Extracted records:
## Begin
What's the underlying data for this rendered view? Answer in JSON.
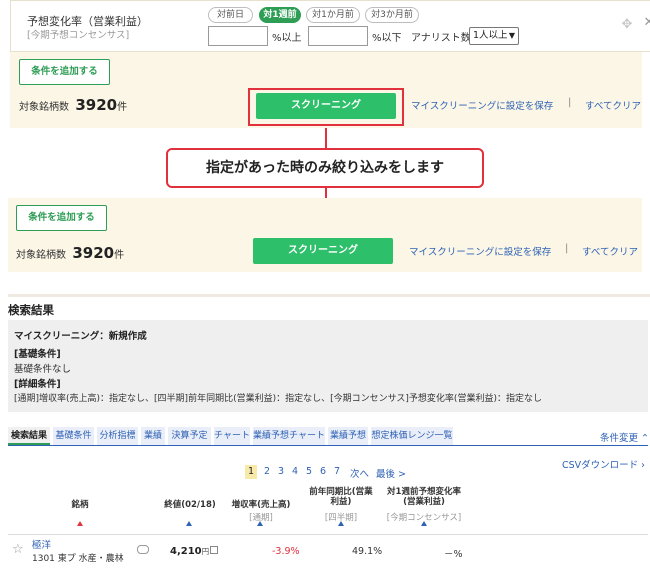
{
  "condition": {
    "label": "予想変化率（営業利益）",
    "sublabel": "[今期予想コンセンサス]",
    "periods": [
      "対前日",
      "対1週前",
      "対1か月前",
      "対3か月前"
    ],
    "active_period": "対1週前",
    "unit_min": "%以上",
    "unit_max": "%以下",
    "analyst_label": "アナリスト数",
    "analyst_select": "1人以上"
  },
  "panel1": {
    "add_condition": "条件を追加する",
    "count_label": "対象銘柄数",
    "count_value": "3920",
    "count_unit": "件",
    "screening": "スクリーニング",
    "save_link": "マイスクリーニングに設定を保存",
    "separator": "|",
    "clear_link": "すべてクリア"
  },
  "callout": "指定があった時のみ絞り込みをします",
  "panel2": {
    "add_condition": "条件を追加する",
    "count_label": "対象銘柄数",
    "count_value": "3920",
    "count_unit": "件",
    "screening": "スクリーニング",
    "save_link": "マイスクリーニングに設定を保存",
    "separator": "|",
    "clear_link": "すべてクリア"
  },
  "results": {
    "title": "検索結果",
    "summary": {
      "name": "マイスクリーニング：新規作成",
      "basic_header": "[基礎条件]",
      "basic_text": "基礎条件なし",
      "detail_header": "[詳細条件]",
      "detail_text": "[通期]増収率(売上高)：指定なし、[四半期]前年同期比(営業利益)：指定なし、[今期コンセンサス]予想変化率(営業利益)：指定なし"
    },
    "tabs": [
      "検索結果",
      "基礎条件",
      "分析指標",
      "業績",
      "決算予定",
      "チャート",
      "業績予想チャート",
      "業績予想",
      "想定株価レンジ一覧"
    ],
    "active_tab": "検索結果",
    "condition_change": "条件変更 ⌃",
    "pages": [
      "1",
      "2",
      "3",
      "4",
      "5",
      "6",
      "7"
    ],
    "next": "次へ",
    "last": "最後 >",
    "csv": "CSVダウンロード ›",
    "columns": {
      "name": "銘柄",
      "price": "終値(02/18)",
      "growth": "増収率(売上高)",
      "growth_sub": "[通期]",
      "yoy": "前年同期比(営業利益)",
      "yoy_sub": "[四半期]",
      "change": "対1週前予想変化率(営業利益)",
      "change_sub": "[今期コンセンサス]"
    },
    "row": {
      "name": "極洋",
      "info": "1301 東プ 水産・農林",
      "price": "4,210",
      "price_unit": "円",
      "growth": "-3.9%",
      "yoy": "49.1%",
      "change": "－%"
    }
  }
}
## End
## Begin
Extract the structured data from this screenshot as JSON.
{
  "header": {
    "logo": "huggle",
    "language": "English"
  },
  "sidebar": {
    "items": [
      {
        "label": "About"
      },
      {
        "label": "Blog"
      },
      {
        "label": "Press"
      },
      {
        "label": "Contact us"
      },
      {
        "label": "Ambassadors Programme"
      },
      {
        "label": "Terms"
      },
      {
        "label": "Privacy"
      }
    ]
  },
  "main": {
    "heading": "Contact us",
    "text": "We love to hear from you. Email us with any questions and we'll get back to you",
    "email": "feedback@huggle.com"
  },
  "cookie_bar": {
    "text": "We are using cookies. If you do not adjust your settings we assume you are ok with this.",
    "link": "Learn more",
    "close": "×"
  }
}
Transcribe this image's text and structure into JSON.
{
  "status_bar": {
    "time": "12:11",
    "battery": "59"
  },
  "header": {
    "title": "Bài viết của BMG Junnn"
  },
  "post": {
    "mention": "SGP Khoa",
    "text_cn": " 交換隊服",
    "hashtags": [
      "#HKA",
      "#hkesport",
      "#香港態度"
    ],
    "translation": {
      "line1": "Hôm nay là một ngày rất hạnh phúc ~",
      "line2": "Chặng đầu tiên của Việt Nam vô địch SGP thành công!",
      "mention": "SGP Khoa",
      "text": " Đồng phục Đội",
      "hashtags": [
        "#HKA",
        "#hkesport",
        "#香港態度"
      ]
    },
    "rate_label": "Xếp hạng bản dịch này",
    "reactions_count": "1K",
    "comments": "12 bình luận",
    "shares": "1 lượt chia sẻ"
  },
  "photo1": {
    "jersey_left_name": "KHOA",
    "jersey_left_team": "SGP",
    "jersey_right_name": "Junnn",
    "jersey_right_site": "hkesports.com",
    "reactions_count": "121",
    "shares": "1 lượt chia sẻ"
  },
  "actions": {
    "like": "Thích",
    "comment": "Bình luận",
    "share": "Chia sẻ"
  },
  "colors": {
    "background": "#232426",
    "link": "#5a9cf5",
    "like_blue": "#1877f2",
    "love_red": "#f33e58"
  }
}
## End
TASK OBJECTIVE: Search the records for the word "JSON". Copy every line that has it.

TASK SOLUTION:
What's the underlying data for this rendered view? Answer in JSON.
Extract the structured data from this screenshot as JSON.
Transcribe this image's text and structure into JSON.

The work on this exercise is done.